» Information shown:
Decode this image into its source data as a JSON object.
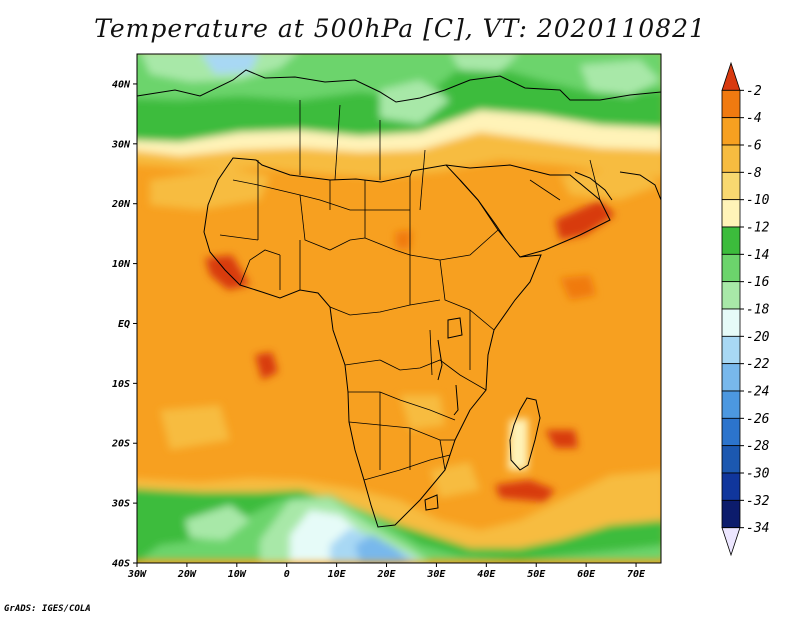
{
  "title": "Temperature at 500hPa [C], VT: 2020110821",
  "credit": "GrADS: IGES/COLA",
  "map": {
    "lon_range": [
      -30,
      75
    ],
    "lat_range": [
      -40,
      45
    ],
    "lat_ticks": [
      {
        "lat": 40,
        "label": "40N"
      },
      {
        "lat": 30,
        "label": "30N"
      },
      {
        "lat": 20,
        "label": "20N"
      },
      {
        "lat": 10,
        "label": "10N"
      },
      {
        "lat": 0,
        "label": "EQ"
      },
      {
        "lat": -10,
        "label": "10S"
      },
      {
        "lat": -20,
        "label": "20S"
      },
      {
        "lat": -30,
        "label": "30S"
      },
      {
        "lat": -40,
        "label": "40S"
      }
    ],
    "lon_ticks": [
      {
        "lon": -30,
        "label": "30W"
      },
      {
        "lon": -20,
        "label": "20W"
      },
      {
        "lon": -10,
        "label": "10W"
      },
      {
        "lon": 0,
        "label": "0"
      },
      {
        "lon": 10,
        "label": "10E"
      },
      {
        "lon": 20,
        "label": "20E"
      },
      {
        "lon": 30,
        "label": "30E"
      },
      {
        "lon": 40,
        "label": "40E"
      },
      {
        "lon": 50,
        "label": "50E"
      },
      {
        "lon": 60,
        "label": "60E"
      },
      {
        "lon": 70,
        "label": "70E"
      }
    ]
  },
  "colorbar": {
    "labels": [
      "-2",
      "-4",
      "-6",
      "-8",
      "-10",
      "-12",
      "-14",
      "-16",
      "-18",
      "-20",
      "-22",
      "-24",
      "-26",
      "-28",
      "-30",
      "-32",
      "-34"
    ],
    "colors": [
      "#d83a10",
      "#f07a10",
      "#f7a020",
      "#f7bc40",
      "#f8d870",
      "#fff3b8",
      "#3cbc3c",
      "#6cd46c",
      "#a8e8a8",
      "#e6fbf8",
      "#a8d8f4",
      "#78b8ec",
      "#4c98e0",
      "#2c74cc",
      "#1c58b0",
      "#10369c",
      "#0c1c6c",
      "#ece6ff"
    ]
  }
}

» Your instructions:
Print the records above exactly as they stand, but leave out the pictures.

» Response to the exercise:
Decode this image into its source data as a JSON object.
{
  "title": "Temperature at 500hPa [C], VT: 2020110821",
  "credit": "GrADS: IGES/COLA",
  "map": {
    "lon_range": [
      -30,
      75
    ],
    "lat_range": [
      -40,
      45
    ],
    "lat_ticks": [
      {
        "lat": 40,
        "label": "40N"
      },
      {
        "lat": 30,
        "label": "30N"
      },
      {
        "lat": 20,
        "label": "20N"
      },
      {
        "lat": 10,
        "label": "10N"
      },
      {
        "lat": 0,
        "label": "EQ"
      },
      {
        "lat": -10,
        "label": "10S"
      },
      {
        "lat": -20,
        "label": "20S"
      },
      {
        "lat": -30,
        "label": "30S"
      },
      {
        "lat": -40,
        "label": "40S"
      }
    ],
    "lon_ticks": [
      {
        "lon": -30,
        "label": "30W"
      },
      {
        "lon": -20,
        "label": "20W"
      },
      {
        "lon": -10,
        "label": "10W"
      },
      {
        "lon": 0,
        "label": "0"
      },
      {
        "lon": 10,
        "label": "10E"
      },
      {
        "lon": 20,
        "label": "20E"
      },
      {
        "lon": 30,
        "label": "30E"
      },
      {
        "lon": 40,
        "label": "40E"
      },
      {
        "lon": 50,
        "label": "50E"
      },
      {
        "lon": 60,
        "label": "60E"
      },
      {
        "lon": 70,
        "label": "70E"
      }
    ]
  },
  "colorbar": {
    "labels": [
      "-2",
      "-4",
      "-6",
      "-8",
      "-10",
      "-12",
      "-14",
      "-16",
      "-18",
      "-20",
      "-22",
      "-24",
      "-26",
      "-28",
      "-30",
      "-32",
      "-34"
    ],
    "colors": [
      "#d83a10",
      "#f07a10",
      "#f7a020",
      "#f7bc40",
      "#f8d870",
      "#fff3b8",
      "#3cbc3c",
      "#6cd46c",
      "#a8e8a8",
      "#e6fbf8",
      "#a8d8f4",
      "#78b8ec",
      "#4c98e0",
      "#2c74cc",
      "#1c58b0",
      "#10369c",
      "#0c1c6c",
      "#ece6ff"
    ]
  }
}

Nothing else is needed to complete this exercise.